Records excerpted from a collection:
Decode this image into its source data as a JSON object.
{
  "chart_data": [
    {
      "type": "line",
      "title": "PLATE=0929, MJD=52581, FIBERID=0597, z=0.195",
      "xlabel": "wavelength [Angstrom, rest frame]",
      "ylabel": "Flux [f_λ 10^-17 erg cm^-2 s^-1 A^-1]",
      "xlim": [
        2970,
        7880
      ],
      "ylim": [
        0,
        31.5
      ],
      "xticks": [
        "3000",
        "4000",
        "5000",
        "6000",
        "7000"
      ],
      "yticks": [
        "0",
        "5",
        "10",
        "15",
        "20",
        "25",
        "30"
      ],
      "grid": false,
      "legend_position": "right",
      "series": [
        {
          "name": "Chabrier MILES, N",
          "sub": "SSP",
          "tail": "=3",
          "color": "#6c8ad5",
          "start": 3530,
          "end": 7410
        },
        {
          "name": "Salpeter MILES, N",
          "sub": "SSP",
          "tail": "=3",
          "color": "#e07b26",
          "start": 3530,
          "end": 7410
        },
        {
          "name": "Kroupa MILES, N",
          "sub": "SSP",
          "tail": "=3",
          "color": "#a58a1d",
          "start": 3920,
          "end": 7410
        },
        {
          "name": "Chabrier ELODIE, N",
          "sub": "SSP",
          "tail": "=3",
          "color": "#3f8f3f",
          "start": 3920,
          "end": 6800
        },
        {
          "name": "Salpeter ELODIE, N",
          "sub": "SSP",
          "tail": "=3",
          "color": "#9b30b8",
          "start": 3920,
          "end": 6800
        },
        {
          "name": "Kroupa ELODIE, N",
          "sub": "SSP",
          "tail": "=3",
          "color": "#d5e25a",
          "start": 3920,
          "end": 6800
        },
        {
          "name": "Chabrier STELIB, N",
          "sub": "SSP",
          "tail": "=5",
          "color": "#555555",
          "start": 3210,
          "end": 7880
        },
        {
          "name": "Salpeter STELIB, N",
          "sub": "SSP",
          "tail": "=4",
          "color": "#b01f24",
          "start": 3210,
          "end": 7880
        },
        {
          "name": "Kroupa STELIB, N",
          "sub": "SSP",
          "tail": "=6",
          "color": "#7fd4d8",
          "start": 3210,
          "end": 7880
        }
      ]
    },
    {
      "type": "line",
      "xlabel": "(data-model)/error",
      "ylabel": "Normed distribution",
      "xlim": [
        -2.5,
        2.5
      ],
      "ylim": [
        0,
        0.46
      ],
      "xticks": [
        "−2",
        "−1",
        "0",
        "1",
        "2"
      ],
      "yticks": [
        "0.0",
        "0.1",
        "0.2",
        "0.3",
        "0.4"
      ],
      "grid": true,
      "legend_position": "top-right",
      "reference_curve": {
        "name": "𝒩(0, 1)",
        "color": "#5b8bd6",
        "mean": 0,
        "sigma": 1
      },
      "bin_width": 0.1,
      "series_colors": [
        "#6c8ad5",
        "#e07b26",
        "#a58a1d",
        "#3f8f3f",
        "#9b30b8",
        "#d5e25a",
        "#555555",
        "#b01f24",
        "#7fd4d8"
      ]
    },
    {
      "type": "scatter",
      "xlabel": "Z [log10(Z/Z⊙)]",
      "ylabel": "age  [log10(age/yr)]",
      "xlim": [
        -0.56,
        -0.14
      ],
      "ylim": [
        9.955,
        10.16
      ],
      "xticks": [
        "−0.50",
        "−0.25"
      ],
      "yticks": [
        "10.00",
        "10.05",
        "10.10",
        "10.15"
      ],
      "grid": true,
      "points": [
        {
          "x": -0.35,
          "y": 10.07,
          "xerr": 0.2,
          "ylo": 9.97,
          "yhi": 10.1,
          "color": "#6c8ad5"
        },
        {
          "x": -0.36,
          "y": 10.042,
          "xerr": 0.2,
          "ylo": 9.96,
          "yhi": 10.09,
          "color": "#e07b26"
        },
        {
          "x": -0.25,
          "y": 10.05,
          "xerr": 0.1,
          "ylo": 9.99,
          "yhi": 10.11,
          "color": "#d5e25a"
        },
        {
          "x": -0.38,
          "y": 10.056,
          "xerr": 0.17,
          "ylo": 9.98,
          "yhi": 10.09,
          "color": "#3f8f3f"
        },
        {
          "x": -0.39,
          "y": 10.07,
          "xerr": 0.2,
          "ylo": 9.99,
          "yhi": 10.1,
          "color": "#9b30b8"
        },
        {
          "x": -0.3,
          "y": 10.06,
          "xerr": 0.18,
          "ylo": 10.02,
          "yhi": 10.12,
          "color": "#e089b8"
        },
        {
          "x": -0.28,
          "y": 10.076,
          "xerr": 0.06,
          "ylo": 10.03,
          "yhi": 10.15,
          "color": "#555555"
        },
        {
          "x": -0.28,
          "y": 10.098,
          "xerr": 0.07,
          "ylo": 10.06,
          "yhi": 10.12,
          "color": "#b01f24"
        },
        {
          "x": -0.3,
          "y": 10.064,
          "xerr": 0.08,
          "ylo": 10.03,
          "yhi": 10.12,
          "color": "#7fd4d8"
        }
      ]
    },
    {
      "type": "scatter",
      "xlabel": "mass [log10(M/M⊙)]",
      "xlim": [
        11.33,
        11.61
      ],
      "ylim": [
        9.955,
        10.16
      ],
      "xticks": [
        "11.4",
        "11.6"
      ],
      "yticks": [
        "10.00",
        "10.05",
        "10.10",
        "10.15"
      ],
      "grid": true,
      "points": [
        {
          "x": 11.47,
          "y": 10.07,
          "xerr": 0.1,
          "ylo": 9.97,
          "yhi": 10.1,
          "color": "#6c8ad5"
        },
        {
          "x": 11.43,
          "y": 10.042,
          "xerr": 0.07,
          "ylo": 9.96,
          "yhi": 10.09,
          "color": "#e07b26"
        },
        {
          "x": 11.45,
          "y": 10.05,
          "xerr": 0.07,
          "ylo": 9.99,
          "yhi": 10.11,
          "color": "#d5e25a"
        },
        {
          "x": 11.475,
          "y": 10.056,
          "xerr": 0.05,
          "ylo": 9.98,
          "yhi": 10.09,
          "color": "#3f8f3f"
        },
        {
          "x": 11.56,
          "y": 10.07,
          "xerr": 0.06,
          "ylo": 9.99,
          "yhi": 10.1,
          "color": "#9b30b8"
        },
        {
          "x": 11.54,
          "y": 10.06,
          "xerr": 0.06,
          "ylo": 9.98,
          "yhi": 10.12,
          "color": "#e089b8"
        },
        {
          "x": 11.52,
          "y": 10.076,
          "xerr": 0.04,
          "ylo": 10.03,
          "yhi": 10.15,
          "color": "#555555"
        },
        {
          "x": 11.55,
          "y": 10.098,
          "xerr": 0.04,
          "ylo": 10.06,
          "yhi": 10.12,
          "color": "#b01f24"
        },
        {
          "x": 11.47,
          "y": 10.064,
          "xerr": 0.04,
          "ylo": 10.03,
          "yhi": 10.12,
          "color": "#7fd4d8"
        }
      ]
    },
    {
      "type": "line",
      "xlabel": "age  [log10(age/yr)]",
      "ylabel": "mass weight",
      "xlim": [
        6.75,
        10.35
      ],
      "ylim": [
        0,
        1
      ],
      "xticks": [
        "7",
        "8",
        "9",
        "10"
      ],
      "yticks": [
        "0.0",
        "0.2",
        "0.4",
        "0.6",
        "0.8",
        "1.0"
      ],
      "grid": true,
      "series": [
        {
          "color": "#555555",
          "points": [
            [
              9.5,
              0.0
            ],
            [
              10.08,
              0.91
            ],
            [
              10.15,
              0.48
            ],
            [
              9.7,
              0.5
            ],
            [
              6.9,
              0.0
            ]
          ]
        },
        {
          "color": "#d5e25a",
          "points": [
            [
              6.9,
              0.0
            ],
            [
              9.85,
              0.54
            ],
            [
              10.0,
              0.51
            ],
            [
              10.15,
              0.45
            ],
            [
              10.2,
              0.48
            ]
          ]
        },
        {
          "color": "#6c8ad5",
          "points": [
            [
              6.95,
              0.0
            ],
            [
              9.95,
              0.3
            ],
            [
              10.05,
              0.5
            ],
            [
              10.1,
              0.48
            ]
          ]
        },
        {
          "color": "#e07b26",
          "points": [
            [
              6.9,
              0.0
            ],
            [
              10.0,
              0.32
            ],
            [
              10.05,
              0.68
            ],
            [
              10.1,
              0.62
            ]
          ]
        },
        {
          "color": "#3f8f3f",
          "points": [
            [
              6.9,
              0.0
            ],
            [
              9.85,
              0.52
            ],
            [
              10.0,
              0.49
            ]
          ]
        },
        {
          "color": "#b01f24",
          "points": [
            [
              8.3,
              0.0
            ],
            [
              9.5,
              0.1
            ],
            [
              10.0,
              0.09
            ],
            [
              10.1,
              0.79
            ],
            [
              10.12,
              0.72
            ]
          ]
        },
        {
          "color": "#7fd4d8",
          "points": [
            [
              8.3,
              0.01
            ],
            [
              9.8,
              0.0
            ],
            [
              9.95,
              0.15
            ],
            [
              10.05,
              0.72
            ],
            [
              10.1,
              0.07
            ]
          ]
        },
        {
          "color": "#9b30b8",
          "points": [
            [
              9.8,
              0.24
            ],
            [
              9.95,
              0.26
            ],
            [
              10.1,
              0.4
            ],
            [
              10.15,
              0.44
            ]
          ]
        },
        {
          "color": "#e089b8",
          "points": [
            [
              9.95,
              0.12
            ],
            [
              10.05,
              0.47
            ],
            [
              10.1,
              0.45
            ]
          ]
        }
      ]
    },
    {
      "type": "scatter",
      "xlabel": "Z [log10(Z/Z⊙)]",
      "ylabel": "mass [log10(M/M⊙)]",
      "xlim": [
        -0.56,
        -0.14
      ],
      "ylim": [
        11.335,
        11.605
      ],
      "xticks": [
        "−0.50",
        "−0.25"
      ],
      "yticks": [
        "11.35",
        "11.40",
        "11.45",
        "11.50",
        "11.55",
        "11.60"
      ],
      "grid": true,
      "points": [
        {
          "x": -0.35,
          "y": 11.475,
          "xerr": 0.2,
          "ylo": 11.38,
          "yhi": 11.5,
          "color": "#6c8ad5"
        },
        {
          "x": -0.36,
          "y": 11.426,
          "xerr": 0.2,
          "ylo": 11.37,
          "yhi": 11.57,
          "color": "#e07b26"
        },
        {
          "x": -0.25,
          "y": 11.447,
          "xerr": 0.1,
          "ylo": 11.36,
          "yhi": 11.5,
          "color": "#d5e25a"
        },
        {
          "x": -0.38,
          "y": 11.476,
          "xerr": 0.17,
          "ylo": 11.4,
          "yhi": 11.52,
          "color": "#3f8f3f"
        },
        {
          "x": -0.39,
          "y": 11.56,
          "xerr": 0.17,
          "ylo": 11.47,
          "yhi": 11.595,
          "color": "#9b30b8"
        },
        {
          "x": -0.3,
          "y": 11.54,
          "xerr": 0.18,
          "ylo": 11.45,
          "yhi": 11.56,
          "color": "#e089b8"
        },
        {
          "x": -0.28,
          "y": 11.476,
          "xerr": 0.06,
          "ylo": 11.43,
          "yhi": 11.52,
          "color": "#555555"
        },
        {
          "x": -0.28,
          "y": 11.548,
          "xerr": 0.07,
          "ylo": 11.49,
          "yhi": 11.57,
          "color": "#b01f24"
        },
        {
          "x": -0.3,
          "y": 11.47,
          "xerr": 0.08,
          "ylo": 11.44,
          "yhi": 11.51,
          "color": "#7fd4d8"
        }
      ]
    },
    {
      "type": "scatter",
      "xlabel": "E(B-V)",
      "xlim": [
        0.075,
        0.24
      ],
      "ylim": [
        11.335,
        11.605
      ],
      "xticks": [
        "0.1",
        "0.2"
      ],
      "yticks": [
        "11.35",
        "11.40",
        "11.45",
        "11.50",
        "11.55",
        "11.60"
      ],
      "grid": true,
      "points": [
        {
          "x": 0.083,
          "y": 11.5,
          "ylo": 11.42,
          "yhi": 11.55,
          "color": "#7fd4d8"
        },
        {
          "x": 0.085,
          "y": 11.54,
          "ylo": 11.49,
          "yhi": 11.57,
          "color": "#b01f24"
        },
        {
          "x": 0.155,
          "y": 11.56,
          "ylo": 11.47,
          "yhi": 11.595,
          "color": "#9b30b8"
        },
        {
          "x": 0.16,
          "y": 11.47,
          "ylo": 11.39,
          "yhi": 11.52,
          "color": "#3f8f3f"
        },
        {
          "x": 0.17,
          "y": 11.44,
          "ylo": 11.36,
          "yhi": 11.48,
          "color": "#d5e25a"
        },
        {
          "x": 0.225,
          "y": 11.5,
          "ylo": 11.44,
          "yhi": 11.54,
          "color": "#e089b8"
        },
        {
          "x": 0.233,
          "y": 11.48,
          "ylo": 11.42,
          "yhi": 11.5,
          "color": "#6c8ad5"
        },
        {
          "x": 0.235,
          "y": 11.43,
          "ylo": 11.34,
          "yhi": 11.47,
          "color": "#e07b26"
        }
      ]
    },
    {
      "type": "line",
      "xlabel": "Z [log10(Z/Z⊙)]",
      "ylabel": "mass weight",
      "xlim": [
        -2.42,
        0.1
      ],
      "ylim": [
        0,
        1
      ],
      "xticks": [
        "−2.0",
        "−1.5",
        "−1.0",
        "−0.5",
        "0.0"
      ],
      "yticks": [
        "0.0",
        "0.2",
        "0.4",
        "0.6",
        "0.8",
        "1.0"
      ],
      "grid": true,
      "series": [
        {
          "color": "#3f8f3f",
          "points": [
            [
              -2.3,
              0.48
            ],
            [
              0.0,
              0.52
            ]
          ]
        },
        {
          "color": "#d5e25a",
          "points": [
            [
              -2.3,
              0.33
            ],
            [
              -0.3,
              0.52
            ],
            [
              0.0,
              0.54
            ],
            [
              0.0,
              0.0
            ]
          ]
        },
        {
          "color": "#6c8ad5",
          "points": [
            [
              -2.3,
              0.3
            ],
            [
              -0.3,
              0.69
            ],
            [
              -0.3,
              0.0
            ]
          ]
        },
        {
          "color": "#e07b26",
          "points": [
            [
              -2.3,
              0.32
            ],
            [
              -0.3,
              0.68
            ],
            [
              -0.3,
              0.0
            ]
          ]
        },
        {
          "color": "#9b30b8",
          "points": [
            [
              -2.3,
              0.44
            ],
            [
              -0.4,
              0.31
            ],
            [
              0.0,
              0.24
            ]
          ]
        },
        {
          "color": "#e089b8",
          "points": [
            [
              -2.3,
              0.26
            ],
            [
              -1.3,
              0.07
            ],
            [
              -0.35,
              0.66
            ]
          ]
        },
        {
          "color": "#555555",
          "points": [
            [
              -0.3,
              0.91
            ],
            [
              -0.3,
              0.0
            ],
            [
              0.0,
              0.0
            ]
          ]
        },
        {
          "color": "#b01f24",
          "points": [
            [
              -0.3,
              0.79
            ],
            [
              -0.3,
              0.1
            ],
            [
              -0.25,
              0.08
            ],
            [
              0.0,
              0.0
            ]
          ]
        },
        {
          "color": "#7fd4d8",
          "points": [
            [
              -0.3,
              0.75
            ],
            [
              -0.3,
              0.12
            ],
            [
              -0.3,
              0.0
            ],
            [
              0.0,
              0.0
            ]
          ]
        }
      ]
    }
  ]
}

- **Required task**
Locate and copy each line in the data above that includes the word "Kroupa".

- **Task result**
          "name": "Kroupa MILES, N",
          "name": "Kroupa ELODIE, N",
          "name": "Kroupa STELIB, N",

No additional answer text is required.